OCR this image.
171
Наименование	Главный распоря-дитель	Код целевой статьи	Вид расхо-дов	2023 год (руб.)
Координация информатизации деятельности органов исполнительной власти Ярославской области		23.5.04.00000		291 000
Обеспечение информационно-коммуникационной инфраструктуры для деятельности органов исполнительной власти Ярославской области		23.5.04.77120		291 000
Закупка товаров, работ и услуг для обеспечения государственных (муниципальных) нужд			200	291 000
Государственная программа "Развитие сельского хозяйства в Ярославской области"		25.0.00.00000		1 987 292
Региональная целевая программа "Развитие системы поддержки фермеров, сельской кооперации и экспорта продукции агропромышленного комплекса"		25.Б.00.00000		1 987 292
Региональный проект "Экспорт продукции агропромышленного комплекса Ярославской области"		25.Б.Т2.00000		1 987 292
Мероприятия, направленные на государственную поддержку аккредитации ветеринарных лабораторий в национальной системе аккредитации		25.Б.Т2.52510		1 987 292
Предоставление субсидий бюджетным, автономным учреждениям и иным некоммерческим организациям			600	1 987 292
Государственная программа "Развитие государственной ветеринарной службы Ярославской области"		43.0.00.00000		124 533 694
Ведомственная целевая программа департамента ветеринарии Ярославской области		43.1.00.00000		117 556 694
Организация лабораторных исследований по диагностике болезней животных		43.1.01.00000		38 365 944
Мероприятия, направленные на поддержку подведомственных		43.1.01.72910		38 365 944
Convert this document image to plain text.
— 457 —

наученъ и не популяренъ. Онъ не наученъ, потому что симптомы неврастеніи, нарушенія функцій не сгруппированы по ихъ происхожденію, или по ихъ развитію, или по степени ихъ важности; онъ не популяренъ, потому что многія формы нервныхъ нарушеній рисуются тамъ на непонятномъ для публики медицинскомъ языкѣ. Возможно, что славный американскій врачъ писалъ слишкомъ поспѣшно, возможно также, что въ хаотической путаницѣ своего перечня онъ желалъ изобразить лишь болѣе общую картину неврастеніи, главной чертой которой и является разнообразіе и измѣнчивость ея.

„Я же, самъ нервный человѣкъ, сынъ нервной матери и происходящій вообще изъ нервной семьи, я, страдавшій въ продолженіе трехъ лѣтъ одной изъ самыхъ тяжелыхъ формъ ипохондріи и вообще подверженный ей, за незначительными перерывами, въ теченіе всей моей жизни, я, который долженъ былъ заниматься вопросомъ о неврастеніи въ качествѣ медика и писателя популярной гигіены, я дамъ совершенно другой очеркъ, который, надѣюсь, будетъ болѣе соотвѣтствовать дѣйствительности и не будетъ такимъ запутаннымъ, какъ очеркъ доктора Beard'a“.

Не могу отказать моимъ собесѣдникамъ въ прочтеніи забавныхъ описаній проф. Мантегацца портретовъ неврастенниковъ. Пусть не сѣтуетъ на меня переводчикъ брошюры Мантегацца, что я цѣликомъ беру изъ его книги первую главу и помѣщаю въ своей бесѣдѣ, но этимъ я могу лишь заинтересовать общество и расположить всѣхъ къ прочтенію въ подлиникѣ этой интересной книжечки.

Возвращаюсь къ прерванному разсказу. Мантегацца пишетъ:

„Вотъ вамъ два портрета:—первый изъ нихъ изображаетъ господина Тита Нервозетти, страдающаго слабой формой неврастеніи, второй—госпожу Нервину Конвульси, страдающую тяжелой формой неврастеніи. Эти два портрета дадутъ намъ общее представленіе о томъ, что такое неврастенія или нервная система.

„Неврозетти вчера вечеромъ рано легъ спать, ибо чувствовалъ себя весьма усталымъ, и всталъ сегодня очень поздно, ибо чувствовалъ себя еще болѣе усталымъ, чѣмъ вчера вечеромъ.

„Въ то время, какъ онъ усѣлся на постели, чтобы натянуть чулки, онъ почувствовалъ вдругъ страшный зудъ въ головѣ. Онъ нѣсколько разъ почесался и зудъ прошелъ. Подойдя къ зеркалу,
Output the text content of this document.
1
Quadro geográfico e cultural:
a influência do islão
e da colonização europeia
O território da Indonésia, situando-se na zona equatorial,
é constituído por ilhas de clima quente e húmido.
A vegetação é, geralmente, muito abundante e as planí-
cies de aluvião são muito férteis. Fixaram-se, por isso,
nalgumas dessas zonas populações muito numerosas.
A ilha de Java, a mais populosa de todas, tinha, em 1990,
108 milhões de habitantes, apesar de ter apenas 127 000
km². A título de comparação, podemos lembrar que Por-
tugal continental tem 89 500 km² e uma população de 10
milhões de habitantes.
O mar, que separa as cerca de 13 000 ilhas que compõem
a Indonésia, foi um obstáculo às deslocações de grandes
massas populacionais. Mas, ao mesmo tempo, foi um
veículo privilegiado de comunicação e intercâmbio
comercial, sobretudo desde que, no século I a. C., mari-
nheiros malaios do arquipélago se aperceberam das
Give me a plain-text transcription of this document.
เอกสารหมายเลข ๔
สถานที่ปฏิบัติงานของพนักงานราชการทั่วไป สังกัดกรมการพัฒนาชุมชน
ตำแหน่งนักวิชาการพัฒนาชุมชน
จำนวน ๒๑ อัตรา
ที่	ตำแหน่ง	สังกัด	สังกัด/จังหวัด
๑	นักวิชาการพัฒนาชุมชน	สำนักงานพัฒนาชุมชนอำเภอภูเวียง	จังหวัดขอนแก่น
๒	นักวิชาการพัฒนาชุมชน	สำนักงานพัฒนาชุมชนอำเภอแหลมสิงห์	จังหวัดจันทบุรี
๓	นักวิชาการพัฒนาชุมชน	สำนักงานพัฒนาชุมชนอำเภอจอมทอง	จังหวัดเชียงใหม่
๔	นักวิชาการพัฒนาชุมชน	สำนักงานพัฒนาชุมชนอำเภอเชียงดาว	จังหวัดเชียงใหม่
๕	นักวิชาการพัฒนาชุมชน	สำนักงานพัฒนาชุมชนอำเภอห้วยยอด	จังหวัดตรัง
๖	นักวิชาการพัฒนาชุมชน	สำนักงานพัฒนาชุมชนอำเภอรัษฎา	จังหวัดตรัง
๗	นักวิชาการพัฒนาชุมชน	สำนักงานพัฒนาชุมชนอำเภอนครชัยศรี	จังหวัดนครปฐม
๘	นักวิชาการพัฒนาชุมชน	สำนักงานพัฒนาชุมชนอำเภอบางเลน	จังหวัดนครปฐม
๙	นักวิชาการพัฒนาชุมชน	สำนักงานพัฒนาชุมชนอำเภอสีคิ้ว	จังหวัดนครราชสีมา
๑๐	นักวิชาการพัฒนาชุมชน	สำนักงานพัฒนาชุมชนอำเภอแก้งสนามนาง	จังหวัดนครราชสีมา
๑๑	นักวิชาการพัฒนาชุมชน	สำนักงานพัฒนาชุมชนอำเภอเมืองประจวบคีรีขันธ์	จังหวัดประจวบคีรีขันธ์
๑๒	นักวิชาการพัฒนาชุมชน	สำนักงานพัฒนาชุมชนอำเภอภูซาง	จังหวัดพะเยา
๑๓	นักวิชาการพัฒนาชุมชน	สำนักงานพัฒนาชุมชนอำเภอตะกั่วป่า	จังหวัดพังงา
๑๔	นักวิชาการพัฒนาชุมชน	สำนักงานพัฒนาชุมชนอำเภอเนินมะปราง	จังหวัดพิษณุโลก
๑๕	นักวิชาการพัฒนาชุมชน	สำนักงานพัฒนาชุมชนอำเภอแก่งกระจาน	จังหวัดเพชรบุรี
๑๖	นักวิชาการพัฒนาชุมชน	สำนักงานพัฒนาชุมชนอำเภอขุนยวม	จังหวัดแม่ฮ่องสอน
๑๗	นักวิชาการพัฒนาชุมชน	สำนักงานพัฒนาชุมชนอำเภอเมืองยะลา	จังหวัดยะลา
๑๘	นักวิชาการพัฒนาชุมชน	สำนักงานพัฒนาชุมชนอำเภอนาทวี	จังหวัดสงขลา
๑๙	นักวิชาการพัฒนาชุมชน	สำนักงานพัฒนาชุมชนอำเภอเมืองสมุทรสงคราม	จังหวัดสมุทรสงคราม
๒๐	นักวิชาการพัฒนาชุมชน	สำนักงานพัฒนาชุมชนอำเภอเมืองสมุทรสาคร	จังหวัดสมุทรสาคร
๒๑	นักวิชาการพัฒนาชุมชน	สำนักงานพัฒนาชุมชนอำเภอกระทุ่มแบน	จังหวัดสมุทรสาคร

————

THE REQUEST
From the data above, copy each line where the string "image" appears.

THE RESULT
OCR this image.
Convert this document image to plain text.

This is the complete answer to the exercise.